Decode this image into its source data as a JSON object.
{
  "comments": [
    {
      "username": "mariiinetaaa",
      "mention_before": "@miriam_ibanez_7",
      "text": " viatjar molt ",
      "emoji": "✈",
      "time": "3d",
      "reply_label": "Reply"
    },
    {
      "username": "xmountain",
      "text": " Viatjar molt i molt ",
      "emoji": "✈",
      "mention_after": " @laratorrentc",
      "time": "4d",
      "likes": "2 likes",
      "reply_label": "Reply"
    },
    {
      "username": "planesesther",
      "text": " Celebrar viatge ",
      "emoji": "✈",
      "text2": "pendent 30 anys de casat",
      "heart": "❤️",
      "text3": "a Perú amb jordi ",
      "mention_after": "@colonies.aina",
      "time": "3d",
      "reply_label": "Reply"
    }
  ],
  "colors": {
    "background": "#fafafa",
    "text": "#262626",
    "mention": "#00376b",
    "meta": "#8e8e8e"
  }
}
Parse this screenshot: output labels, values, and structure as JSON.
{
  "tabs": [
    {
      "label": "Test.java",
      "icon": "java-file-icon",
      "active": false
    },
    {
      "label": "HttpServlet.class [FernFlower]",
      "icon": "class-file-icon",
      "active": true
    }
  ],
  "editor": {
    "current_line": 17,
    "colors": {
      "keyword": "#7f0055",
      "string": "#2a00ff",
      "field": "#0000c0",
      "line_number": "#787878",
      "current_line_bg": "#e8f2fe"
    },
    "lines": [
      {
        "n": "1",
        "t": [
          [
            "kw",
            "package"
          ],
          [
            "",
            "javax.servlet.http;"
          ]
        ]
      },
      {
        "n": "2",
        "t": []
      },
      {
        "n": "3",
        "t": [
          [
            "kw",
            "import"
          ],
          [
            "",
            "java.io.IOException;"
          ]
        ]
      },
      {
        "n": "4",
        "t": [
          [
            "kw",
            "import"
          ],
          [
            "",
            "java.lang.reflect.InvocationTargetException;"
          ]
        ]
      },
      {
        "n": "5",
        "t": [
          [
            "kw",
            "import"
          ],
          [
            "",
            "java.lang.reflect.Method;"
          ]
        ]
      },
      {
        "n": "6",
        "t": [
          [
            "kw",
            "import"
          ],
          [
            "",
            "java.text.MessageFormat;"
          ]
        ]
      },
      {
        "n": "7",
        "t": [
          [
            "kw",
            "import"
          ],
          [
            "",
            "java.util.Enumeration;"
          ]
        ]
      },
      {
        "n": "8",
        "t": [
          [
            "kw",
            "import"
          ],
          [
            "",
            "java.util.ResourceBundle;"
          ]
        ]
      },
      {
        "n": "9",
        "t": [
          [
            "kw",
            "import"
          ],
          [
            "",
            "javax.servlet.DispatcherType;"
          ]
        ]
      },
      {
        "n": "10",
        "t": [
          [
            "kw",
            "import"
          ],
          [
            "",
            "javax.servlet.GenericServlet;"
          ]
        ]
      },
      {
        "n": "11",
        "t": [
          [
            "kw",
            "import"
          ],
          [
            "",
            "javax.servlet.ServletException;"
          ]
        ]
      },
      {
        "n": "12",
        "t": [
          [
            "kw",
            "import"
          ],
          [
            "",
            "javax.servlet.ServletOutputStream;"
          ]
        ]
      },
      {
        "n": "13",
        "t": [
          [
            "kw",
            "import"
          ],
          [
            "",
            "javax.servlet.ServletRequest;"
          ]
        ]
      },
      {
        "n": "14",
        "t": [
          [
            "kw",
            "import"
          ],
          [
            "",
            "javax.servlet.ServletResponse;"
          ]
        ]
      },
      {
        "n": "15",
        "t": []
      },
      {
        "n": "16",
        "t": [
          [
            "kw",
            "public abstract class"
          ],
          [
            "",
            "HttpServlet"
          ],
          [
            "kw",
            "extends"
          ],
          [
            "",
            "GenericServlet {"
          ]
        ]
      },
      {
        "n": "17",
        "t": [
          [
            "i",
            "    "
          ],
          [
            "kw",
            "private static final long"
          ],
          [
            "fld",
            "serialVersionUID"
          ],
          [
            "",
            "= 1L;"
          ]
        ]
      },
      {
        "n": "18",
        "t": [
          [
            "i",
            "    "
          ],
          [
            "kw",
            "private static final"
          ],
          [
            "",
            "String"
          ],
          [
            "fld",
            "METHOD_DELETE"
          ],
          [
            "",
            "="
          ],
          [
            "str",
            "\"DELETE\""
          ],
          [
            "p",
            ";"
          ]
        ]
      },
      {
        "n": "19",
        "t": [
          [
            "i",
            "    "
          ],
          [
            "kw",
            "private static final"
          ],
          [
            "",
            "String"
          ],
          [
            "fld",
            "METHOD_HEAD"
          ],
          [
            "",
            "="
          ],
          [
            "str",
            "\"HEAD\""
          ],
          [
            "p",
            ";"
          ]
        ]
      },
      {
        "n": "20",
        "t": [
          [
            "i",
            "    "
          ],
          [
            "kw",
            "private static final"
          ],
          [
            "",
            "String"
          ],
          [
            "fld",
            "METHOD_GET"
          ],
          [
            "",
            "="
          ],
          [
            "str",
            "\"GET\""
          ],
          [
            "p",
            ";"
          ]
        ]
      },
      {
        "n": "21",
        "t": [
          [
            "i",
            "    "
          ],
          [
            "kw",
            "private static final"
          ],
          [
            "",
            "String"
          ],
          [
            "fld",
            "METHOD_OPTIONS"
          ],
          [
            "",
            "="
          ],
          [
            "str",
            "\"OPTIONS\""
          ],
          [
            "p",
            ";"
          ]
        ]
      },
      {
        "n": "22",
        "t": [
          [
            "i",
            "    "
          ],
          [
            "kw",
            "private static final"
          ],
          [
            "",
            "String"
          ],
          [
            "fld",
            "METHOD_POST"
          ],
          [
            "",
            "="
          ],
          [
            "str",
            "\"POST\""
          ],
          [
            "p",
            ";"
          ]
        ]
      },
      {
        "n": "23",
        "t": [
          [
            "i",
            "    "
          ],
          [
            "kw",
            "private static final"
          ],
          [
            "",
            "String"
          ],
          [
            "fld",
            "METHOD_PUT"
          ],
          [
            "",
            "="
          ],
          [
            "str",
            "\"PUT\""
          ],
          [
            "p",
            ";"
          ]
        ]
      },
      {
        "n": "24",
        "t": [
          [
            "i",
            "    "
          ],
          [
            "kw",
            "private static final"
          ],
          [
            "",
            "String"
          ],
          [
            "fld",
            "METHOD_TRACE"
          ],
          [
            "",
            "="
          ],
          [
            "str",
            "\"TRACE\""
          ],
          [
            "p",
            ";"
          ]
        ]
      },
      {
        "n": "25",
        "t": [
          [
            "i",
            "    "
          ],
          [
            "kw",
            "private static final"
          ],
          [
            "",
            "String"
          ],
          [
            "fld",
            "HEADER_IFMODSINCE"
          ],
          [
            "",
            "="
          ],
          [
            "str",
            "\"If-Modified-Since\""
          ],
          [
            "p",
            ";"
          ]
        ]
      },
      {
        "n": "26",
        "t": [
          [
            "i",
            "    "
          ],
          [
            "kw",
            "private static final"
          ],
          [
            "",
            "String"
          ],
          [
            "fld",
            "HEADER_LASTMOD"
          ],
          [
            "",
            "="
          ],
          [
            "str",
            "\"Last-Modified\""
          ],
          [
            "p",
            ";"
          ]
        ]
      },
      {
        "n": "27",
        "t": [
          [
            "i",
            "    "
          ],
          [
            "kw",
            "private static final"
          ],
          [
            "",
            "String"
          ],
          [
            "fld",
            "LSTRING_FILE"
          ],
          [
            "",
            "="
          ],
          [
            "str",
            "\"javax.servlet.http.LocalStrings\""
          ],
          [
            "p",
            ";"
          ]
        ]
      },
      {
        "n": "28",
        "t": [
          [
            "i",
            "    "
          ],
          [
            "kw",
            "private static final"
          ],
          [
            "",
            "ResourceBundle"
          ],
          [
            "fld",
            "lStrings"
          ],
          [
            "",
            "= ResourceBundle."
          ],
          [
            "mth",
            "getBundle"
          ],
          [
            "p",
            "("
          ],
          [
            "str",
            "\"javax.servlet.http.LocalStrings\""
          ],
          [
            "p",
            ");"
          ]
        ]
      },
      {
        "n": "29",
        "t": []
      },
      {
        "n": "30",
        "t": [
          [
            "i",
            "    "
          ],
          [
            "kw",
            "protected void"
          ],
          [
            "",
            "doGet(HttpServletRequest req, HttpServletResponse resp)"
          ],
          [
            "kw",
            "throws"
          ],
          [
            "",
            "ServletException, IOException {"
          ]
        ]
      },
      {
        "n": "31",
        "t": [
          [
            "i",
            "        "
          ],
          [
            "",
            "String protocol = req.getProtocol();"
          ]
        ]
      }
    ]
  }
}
◇ ◇ ◇ ◇
**Exercise**. Go through the material line by line. Show each line that contains the string "icon".

**Answer to the exercise**.
      "icon": "java-file-icon",
      "icon": "class-file-icon",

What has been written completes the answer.